SELECTED EXTRACT ->
──────────────────────────────

He did not start out a conservative fighter.  He was no warrior when he first arrived on Capitol Hill in 1999.  Jim DeMint had replaced Rep. Bob Inglis in South Carolina’s 4th Congressional District.  Inglis had vacated the seat to run a losing race against Senator Ernest Hollins.
 
DeMint’s tenure started out like that of most freshmen congressmen — anonymous and committed to bringing home the bacon, much like Rep. Inglis who, when Senator DeMint moved up to the Senate, moved back into his old House seat until the tea party movement threw him out in 2010.
 
Something happened to DeMint though.  In a National Journal article last month, Michael Hirsh fingered the fight over No Child Left Behind, which DeMint originally opposed, but then ultimately supported.
 
Among the conservatives who cooled on Bush was Sen. Jim DeMint. DeMint recalled that Bush told him, at a White House meeting back in 2001, when the South Carolinian was a second-term House member, that Bush would fight for “flexibility” for state charter schools as part of his new federal education program, No Child Left Behind, according to a DeMint aide, who requested anonymity because he wasn’t authorized to speak to the press. DeMint was then far from the small-government agitator and tea party champion he has become. But the Bush plan disturbed DeMint, and he decided to vote no—until the president called him in and said, “Jim, I promise to get this [state flexibility] back in conference. But I need you not to make an issue of it on the House floor,” the aide recalled. “DeMint said, ‘OK, Mr. President, I’ll trust you.’ But Bush didn’t even lift a finger to get it in conference.”
 
For DeMint, it was the beginning of a decade of disappointments in his president and his party, as he gradually became more alienated from the GOP leadership.
 
After the No Child Left Behind incident, DeMint started teaming up with other conservative fighters like Mike Pence (R-IN) to fight back.  Congressman Mike Pence tells Human Events, “Senator Jim DeMint is a force of nature in the conservative movement.  His steadfast and consistent stand in defense of fiscal discipline, a strong national defense and traditional moral values is unparalleled in Washington, DC and should give hope to millions of conservatives across the country as they look for conservative leadership in our nation's capital.”
 
Elected as social conservatives who were fiscally responsible, the GOP under George W. Bush had largely become pro-life statists with even Fred Barnes championing the idea of “big government conservatives” in the Weekly Standard.  DeMint had had enough.
 
In 2004, Jim DeMint ran for the United States Senate for the seat vacated by Ernest Hollings.  He ran against Inez Tenenbaum, the state schools superintendent.  Decisively beating her by over 9%, DeMint’s win put both of South Carolina’s Senate seats in the hands of Republicans for the first time since Reconstruction.

──────────────────────────────

RECORD EXCERPTS ->
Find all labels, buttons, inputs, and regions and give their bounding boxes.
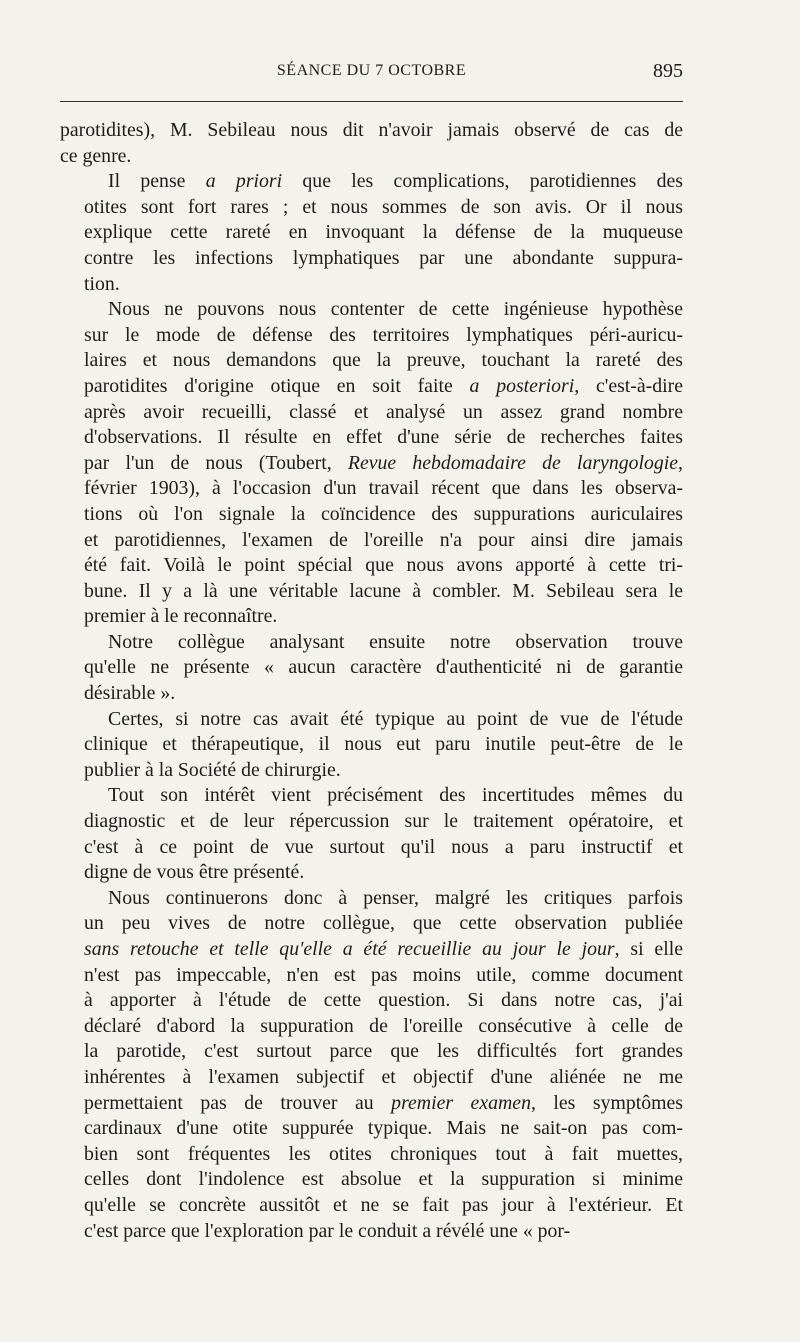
text-line: tions où l'on signale la coïncidence des suppurations auriculaires [84, 502, 683, 525]
paragraph [60, 783, 683, 885]
text-line: bune. Il y a là une véritable lacune à combler. M. Sebileau sera le [84, 579, 683, 602]
text-line: c'est parce que l'exploration par le conduit a révélé une « por- [84, 1219, 571, 1242]
text-line: Nous continuerons donc à penser, malgré les critiques parfois [108, 886, 683, 909]
text-line: après avoir recueilli, classé et analysé un assez grand nombre [84, 400, 683, 423]
paragraph [60, 707, 683, 784]
text-line: sans retouche et telle qu'elle a été recueillie au jour le jour, si elle [84, 938, 683, 960]
text-line: premier à le reconnaître. [84, 605, 278, 628]
text-line: la parotide, c'est surtout parce que les difficultés fort grandes [84, 1040, 683, 1063]
text-line: explique cette rareté en invoquant la défense de la muqueuse [84, 221, 683, 244]
text-line: parotidites), M. Sebileau nous dit n'avoir jamais observé de cas de [60, 119, 683, 141]
text-line: et parotidiennes, l'examen de l'oreille n'a pour ainsi dire jamais [84, 528, 683, 551]
text-line: cardinaux d'une otite suppurée typique. Mais ne sait-on pas com- [84, 1117, 683, 1140]
text-line: par l'un de nous (Toubert, Revue hebdomadaire de laryngologie, [84, 451, 683, 474]
page-header [60, 58, 683, 88]
text-line: un peu vives de notre collègue, que cette observation publiée [84, 912, 683, 935]
text-line: publier à la Société de chirurgie. [84, 758, 341, 781]
text-line: Certes, si notre cas avait été typique au point de vue de l'étude [108, 707, 683, 730]
text-line: bien sont fréquentes les otites chroniques tout à fait muettes, [84, 1142, 683, 1165]
text-line: qu'elle ne présente « aucun caractère d'authenticité ni de garantie [84, 656, 683, 679]
text-line: ce genre. [60, 144, 132, 167]
text-line: diagnostic et de leur répercussion sur le traitement opératoire, et [84, 810, 683, 833]
text-line: n'est pas impeccable, n'en est pas moins utile, comme document [84, 963, 683, 986]
text-line: Tout son intérêt vient précisément des incertitudes mêmes du [108, 784, 683, 807]
text-line: été fait. Voilà le point spécial que nous avons apporté à cette tri- [84, 554, 683, 577]
paragraph [60, 886, 683, 1244]
text-line: à apporter à l'étude de cette question. Si dans notre cas, j'ai [84, 989, 683, 1012]
text-line: c'est à ce point de vue surtout qu'il nous a paru instructif et [84, 835, 683, 858]
paragraph [60, 169, 683, 297]
text-line: désirable ». [84, 682, 176, 705]
paragraph [60, 297, 683, 630]
text-line: laires et nous demandons que la preuve, touchant la rareté des [84, 349, 683, 372]
text-line: d'observations. Il résulte en effet d'une série de recherches faites [84, 426, 683, 449]
text-line: celles dont l'indolence est absolue et la suppuration si minime [84, 1168, 683, 1191]
text-line: tion. [84, 272, 120, 295]
text-line: février 1903), à l'occasion d'un travail récent que dans les observa- [84, 477, 683, 500]
text-line: Notre collègue analysant ensuite notre observation trouve [108, 630, 683, 653]
text-line: contre les infections lymphatiques par une abondante suppura- [84, 246, 683, 269]
header-rule [60, 101, 683, 102]
paragraph [60, 630, 683, 707]
body-text [60, 118, 683, 1244]
paragraph [60, 118, 683, 169]
text-line: Nous ne pouvons nous contenter de cette ingénieuse hypothèse [108, 298, 683, 321]
text-line: déclaré d'abord la suppuration de l'oreille consécutive à celle de [84, 1014, 683, 1037]
text-line: Il pense a priori que les complications, parotidiennes des [108, 170, 683, 193]
text-line: digne de vous être présenté. [84, 861, 305, 884]
text-line: clinique et thérapeutique, il nous eut paru inutile peut-être de le [84, 733, 683, 756]
text-line: sur le mode de défense des territoires lymphatiques péri-auricu- [84, 323, 683, 346]
text-line: qu'elle se concrète aussitôt et ne se fait pas jour à l'extérieur. Et [84, 1193, 683, 1216]
text-line: permettaient pas de trouver au premier examen, les symptômes [84, 1091, 683, 1114]
text-line: parotidites d'origine otique en soit faite a posteriori, c'est-à-dire [84, 374, 684, 397]
page-number: 895 [653, 60, 683, 82]
running-title: SÉANCE DU 7 OCTOBRE [276, 62, 467, 79]
text-line: inhérentes à l'examen subjectif et objectif d'une aliénée ne me [84, 1065, 683, 1088]
text-line: otites sont fort rares ; et nous sommes de son avis. Or il nous [84, 195, 683, 218]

──────────────────────────────

Decide whether each statement agrees with the passage about Jim DeMint. Answer yes or no for each, and quote the words from the passage that settle it. 1. DeMint won his 2004 Senate race by more than 9%. 2. DeMint opposed No Child Left Behind from the start and never supported it. 3. Bob Inglis was removed from his House seat by the tea party movement in 2010.

1. Yes: "Decisively beating her by over 9%"
2. No: "which DeMint originally opposed, but then ultimately supported"
3. Yes: "until the tea party movement threw him out in 2010"